### YOUR TASK
From the listing below, pick out each line with the word "Peak".

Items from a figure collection
════════════════════
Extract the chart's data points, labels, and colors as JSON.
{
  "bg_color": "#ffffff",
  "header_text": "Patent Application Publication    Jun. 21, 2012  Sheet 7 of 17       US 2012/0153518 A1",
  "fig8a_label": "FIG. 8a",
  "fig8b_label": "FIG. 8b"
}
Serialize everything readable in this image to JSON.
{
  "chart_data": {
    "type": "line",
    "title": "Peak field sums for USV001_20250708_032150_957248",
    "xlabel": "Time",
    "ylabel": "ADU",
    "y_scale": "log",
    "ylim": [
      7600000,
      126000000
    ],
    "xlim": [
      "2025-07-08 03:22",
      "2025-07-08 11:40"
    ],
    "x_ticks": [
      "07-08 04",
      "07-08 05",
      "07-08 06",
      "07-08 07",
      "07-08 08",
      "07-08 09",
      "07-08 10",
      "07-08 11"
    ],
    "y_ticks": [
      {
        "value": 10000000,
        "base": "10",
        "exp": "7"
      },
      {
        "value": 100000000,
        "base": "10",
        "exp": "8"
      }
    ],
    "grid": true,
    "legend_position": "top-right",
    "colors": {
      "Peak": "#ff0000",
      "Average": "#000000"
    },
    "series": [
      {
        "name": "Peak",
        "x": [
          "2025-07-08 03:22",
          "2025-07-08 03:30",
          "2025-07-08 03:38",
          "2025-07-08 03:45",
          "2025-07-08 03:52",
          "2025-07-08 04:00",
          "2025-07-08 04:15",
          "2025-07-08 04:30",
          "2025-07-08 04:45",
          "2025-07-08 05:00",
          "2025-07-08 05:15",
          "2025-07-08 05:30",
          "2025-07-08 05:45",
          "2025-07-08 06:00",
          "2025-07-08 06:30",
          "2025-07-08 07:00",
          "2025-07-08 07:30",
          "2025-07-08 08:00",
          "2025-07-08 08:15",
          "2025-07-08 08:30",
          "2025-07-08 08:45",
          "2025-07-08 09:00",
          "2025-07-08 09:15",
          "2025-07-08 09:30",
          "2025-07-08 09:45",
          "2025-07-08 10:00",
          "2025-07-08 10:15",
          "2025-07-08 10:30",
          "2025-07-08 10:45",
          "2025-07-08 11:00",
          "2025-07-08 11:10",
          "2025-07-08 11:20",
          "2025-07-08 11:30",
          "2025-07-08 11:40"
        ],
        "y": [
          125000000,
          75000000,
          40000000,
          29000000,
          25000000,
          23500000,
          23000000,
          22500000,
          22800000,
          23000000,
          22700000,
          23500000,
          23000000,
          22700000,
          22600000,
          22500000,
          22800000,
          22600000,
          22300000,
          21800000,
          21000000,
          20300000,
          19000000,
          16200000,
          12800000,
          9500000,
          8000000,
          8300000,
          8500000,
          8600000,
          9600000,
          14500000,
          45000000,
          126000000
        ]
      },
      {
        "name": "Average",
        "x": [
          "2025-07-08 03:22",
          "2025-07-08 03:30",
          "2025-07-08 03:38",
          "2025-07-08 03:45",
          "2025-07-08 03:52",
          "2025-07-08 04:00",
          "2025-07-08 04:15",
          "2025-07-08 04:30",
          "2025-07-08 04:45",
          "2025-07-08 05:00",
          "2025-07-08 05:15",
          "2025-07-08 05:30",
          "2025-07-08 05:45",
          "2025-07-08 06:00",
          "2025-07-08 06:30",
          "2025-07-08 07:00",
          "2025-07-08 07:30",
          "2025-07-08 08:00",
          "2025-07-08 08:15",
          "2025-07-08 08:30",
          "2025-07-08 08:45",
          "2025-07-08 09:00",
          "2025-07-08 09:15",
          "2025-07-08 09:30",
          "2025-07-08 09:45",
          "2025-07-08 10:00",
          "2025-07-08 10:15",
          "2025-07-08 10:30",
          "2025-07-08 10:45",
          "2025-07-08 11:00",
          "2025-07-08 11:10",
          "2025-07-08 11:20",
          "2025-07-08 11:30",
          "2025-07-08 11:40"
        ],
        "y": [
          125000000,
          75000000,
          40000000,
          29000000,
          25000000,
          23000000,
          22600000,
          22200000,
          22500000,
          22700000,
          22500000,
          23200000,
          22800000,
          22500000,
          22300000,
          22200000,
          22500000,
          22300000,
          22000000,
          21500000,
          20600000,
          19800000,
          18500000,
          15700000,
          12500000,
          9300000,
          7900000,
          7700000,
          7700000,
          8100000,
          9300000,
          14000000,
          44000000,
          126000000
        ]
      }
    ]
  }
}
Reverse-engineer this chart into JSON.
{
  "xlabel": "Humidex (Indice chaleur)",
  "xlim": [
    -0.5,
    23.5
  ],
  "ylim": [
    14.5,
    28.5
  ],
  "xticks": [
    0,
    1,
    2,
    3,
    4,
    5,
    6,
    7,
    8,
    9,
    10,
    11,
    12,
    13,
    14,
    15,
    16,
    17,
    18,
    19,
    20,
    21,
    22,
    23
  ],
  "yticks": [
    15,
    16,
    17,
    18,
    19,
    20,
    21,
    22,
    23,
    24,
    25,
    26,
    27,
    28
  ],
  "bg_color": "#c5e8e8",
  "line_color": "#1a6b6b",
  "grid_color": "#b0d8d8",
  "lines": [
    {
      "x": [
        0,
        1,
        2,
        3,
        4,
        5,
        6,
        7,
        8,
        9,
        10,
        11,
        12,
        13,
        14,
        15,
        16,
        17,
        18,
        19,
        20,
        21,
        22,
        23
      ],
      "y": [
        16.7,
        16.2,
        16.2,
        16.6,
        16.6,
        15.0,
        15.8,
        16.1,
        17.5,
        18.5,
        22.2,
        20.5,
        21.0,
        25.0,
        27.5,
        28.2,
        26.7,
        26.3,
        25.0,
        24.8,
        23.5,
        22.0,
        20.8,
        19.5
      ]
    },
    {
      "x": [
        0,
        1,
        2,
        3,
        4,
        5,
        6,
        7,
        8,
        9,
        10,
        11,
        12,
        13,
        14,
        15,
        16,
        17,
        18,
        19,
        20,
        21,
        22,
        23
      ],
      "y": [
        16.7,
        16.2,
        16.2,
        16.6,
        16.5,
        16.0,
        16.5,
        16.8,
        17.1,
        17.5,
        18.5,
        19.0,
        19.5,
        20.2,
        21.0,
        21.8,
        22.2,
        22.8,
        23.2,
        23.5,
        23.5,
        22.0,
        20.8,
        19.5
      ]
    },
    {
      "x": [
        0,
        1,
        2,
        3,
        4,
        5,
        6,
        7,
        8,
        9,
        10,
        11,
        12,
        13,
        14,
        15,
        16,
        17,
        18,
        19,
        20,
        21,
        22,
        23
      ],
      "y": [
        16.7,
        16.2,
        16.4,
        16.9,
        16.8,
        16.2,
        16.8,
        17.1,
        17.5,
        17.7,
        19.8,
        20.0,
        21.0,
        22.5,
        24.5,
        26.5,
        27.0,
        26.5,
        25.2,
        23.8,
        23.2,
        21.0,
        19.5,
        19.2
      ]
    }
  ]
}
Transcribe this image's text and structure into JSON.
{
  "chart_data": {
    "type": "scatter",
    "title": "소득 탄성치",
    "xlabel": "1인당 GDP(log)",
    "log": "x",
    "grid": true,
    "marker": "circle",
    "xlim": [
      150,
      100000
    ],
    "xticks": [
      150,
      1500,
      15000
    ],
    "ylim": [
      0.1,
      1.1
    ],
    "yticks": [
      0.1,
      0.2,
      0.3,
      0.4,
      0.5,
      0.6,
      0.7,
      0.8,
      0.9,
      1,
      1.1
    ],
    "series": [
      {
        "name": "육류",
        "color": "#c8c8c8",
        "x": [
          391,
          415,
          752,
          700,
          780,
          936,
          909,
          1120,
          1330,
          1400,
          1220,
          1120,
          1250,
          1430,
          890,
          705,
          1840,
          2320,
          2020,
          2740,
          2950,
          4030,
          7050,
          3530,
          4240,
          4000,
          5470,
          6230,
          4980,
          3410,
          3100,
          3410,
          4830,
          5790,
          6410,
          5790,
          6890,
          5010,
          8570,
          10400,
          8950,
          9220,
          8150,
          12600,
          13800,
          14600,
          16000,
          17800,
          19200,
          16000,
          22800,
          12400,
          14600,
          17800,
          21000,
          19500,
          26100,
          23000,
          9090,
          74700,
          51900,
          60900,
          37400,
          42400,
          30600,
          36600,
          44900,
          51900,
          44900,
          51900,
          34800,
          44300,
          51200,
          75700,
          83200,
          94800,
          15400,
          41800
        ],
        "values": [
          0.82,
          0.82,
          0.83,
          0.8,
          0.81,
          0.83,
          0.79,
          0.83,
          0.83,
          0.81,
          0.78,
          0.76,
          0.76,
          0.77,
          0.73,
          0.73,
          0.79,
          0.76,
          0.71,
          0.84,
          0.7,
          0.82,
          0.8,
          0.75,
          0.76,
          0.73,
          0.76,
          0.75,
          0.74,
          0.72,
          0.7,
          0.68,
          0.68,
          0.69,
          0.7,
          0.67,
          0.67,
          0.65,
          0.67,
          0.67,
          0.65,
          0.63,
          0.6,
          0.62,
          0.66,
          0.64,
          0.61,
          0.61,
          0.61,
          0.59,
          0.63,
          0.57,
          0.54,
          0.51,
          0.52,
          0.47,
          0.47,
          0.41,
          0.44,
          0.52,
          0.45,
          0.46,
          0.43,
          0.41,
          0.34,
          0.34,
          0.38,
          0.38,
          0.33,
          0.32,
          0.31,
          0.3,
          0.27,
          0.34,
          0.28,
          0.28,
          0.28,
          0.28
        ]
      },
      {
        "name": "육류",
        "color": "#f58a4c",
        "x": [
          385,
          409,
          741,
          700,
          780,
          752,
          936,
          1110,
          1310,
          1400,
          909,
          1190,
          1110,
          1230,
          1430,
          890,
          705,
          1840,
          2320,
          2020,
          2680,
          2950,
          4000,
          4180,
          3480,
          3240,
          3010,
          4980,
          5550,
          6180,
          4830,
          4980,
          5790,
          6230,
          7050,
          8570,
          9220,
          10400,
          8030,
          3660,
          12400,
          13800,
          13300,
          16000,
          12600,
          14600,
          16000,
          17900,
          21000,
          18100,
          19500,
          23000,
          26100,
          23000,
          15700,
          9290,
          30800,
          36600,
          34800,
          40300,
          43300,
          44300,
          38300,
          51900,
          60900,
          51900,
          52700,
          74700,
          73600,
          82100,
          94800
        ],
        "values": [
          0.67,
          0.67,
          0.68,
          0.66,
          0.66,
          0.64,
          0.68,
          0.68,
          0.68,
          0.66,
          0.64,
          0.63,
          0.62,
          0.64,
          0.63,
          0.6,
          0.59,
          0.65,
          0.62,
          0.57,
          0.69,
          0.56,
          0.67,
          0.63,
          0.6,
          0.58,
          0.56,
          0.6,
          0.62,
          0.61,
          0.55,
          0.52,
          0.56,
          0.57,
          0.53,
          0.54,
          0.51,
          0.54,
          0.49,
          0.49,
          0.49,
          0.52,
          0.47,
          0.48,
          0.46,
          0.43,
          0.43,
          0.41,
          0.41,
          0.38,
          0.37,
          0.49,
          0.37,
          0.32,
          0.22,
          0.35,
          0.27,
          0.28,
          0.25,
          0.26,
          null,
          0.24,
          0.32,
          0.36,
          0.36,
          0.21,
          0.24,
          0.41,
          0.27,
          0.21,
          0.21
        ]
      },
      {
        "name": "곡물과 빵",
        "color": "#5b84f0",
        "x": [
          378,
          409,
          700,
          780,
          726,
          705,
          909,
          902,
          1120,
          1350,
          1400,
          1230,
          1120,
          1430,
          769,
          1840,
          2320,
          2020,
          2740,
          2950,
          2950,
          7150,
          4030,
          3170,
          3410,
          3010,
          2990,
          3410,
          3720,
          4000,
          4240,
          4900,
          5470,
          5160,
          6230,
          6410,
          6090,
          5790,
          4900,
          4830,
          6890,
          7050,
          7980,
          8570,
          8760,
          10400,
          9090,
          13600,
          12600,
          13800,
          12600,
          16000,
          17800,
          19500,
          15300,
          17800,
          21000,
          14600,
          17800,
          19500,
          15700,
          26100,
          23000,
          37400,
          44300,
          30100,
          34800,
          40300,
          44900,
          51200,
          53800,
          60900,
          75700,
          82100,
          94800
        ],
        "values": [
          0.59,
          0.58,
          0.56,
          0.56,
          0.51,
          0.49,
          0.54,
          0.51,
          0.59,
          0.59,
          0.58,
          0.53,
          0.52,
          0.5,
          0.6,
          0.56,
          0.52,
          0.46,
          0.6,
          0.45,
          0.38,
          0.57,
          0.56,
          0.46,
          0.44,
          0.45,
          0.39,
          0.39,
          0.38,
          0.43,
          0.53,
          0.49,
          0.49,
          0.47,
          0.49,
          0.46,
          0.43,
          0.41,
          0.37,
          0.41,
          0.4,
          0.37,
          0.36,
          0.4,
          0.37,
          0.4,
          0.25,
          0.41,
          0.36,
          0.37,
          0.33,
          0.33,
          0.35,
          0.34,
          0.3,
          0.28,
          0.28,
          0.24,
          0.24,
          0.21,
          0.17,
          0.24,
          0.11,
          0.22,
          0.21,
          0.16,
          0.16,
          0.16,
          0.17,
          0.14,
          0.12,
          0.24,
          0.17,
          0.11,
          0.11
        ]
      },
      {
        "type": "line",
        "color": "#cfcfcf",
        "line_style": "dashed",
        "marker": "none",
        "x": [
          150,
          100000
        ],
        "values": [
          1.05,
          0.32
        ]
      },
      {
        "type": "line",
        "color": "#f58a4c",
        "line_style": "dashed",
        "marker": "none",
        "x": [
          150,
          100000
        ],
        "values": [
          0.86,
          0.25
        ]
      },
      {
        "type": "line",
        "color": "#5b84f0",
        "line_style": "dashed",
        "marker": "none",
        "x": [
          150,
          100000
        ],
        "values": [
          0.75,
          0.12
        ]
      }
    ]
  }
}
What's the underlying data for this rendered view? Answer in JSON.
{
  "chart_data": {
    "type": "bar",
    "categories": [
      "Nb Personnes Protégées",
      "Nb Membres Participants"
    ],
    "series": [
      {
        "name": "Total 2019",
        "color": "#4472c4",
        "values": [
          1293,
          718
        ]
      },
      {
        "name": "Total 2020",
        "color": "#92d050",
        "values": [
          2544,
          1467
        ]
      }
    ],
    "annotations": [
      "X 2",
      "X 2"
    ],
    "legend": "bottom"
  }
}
════════════════════
### EXERCISE SOLUTION
    "title": "Peak field sums for USV001_20250708_032150_957248",
      "Peak": "#ff0000",
        "name": "Peak",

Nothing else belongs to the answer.